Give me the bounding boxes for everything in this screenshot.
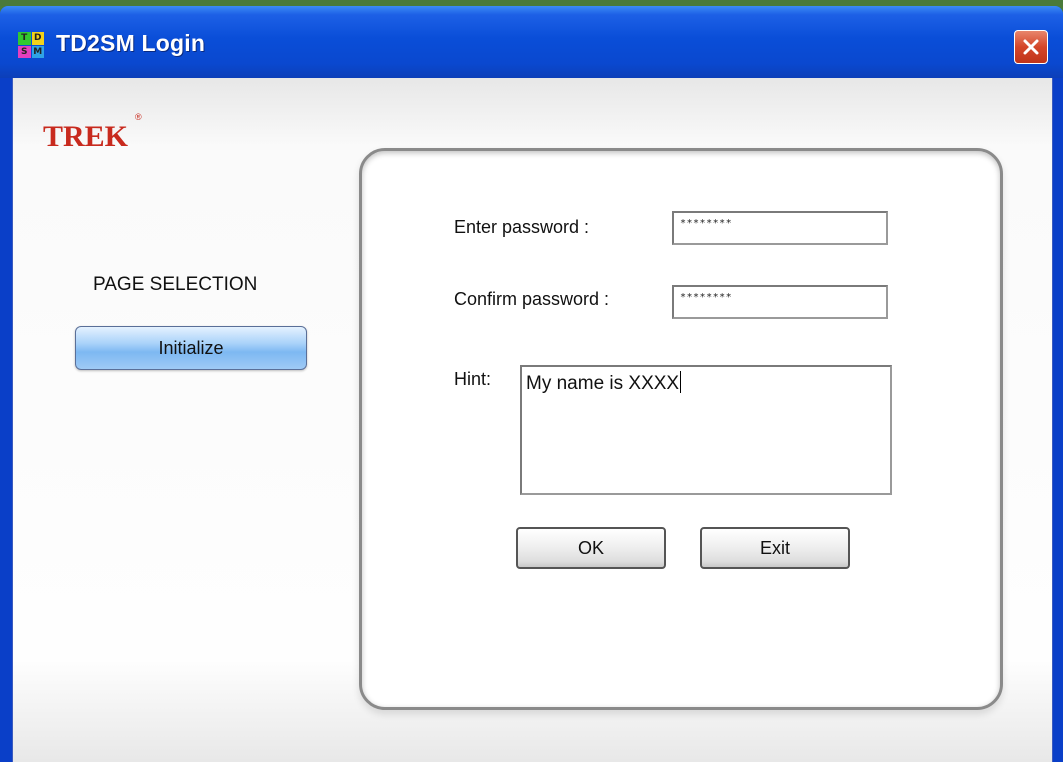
text-caret bbox=[680, 371, 682, 393]
initialize-button[interactable]: Initialize bbox=[75, 326, 307, 370]
close-icon bbox=[1023, 39, 1039, 55]
enter-password-label: Enter password : bbox=[454, 217, 590, 237]
ok-button-label: OK bbox=[577, 537, 604, 558]
initialize-button-label: Initialize bbox=[158, 337, 224, 358]
enter-password-field[interactable]: ******** bbox=[672, 211, 888, 245]
window-title: TD2SM Login bbox=[56, 30, 206, 56]
confirm-password-field[interactable]: ******** bbox=[672, 285, 888, 319]
close-button[interactable] bbox=[1014, 30, 1048, 64]
exit-button-label: Exit bbox=[759, 537, 790, 558]
trek-logo: TREK ® bbox=[43, 112, 142, 153]
svg-text:TREK: TREK bbox=[43, 120, 129, 153]
page-selection-heading: PAGE SELECTION bbox=[93, 274, 258, 295]
window-client-area: TREK ® PAGE SELECTION Initialize Enter p… bbox=[12, 78, 1053, 762]
svg-text:®: ® bbox=[135, 112, 142, 122]
confirm-password-label: Confirm password : bbox=[454, 289, 610, 309]
title-bar[interactable]: T D S M TD2SM Login bbox=[0, 6, 1063, 78]
hint-label: Hint: bbox=[454, 369, 492, 389]
exit-button[interactable]: Exit bbox=[700, 527, 850, 569]
td2sm-app-icon: T D S M bbox=[18, 32, 44, 58]
hint-textarea[interactable]: My name is XXXX bbox=[520, 365, 892, 495]
ok-button[interactable]: OK bbox=[516, 527, 666, 569]
password-panel: Enter password : ******** Confirm passwo… bbox=[359, 148, 1003, 710]
hint-text: My name is XXXX bbox=[526, 373, 680, 394]
login-window: T D S M TD2SM Login TREK ® PAGE SELECTIO… bbox=[0, 6, 1063, 762]
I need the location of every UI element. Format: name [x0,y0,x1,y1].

□ □ □ □ □

## Stated goal:
Give the stretch from "text-caret bbox=[680, 371, 682, 393]" through "confirm-password-label: Confirm password" again, swapping "interactable" for "clickable" and leaving everything else unchanged.

## The completed task:
text-caret bbox=[680, 371, 682, 393]
initialize-button[clickable]: Initialize bbox=[75, 326, 307, 370]
close-icon bbox=[1023, 39, 1039, 55]
enter-password-label: Enter password : bbox=[454, 217, 590, 237]
ok-button-label: OK bbox=[577, 537, 604, 558]
initialize-button-label: Initialize bbox=[158, 337, 224, 358]
enter-password-field[clickable]: ******** bbox=[672, 211, 888, 245]
window-title: TD2SM Login bbox=[56, 30, 206, 56]
confirm-password-field[clickable]: ******** bbox=[672, 285, 888, 319]
close-button[clickable] bbox=[1014, 30, 1048, 64]
exit-button-label: Exit bbox=[759, 537, 790, 558]
trek-logo: TREK ® bbox=[43, 112, 142, 153]
svg-text:TREK: TREK bbox=[43, 120, 129, 153]
page-selection-heading: PAGE SELECTION bbox=[93, 274, 258, 295]
window-client-area: TREK ® PAGE SELECTION Initialize Enter p… bbox=[12, 78, 1053, 762]
svg-text:®: ® bbox=[135, 112, 142, 122]
confirm-password-label: Confirm password : bbox=[454, 289, 610, 309]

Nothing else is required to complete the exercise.